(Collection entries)
------------------------------------------------
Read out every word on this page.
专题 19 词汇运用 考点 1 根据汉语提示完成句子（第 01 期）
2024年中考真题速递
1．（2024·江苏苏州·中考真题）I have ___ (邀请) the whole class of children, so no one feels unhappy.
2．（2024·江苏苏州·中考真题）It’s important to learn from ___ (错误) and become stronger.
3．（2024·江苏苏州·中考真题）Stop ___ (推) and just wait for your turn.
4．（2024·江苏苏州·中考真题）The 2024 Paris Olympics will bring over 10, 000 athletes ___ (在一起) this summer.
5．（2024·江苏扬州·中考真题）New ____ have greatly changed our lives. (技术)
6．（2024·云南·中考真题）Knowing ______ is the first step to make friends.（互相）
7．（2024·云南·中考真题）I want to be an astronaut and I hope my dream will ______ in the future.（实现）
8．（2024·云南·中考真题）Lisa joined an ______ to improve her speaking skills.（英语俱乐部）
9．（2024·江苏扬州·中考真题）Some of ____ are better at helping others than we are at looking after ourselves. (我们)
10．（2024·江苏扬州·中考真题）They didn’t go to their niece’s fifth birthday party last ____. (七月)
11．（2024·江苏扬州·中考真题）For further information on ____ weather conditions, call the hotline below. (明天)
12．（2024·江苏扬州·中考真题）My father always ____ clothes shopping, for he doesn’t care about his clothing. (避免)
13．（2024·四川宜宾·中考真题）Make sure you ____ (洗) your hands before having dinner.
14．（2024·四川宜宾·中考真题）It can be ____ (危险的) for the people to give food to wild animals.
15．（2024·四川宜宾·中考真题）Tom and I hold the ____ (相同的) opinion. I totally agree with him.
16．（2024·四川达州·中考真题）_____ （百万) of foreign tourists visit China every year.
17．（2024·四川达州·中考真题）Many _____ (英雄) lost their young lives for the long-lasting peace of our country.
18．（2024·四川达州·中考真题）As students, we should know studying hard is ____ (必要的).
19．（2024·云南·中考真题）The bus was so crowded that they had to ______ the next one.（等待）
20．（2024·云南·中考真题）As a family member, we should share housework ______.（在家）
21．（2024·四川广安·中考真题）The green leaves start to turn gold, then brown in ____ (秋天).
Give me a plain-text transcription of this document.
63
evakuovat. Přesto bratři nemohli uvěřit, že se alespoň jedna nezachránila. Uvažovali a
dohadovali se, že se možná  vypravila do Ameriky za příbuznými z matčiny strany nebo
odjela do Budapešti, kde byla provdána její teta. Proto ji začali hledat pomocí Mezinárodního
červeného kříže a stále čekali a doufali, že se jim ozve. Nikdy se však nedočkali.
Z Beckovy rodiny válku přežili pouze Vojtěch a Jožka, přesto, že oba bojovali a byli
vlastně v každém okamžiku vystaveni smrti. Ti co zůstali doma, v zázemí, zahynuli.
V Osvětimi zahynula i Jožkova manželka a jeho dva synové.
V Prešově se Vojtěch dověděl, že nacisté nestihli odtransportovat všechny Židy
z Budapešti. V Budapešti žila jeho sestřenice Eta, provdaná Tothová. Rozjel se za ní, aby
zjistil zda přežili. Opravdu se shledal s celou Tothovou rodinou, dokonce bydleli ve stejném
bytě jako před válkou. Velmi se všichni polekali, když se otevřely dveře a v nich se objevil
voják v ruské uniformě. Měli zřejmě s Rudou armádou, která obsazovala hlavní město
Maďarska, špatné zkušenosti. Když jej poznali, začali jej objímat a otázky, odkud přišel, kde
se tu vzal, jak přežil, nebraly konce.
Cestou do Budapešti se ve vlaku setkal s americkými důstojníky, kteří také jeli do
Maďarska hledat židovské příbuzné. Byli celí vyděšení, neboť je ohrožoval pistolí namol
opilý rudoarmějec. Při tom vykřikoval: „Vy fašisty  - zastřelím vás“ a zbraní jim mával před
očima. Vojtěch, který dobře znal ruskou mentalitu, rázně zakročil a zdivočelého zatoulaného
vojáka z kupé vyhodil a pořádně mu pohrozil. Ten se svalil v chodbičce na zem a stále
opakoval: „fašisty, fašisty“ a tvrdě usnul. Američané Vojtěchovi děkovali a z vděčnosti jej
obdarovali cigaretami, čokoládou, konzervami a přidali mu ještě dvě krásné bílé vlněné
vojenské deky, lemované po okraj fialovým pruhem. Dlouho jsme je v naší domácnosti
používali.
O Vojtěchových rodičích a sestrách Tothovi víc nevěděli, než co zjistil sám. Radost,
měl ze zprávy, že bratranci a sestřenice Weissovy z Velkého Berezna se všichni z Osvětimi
------------------------------------------------
WHAT IS ASKED >> Where a line in the material above holds "přežili", copy that line.

COMPLETE OUTPUT >>
Z Beckovy rodiny válku přežili pouze Vojtěch a Jožka, přesto, že oba bojovali a byli
zjistil zda přežili. Opravdu se shledal s celou Tothovou rodinou, dokonce bydleli ve stejném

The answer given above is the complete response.